START Excerpted data

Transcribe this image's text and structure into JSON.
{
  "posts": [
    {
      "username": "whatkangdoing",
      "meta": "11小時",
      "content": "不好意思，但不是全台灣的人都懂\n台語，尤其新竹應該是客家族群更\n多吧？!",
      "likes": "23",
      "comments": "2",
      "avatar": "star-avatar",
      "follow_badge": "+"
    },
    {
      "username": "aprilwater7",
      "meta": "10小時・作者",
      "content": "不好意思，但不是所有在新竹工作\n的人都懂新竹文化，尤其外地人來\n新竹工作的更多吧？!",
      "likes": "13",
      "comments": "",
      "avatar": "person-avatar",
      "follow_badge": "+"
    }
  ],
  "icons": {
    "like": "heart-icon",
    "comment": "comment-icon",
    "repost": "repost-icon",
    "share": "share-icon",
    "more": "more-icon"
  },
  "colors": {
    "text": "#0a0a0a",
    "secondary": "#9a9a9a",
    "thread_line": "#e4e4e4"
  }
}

END Excerpted data

Aim of the exercise:
Retype the material above, line by line, exactly.

Output:
Transcribe this image's text and structure into JSON.
{
  "posts": [
    {
      "username": "whatkangdoing",
      "meta": "11小時",
      "content": "不好意思，但不是全台灣的人都懂\n台語，尤其新竹應該是客家族群更\n多吧？!",
      "likes": "23",
      "comments": "2",
      "avatar": "star-avatar",
      "follow_badge": "+"
    },
    {
      "username": "aprilwater7",
      "meta": "10小時・作者",
      "content": "不好意思，但不是所有在新竹工作\n的人都懂新竹文化，尤其外地人來\n新竹工作的更多吧？!",
      "likes": "13",
      "comments": "",
      "avatar": "person-avatar",
      "follow_badge": "+"
    }
  ],
  "icons": {
    "like": "heart-icon",
    "comment": "comment-icon",
    "repost": "repost-icon",
    "share": "share-icon",
    "more": "more-icon"
  },
  "colors": {
    "text": "#0a0a0a",
    "secondary": "#9a9a9a",
    "thread_line": "#e4e4e4"
  }
}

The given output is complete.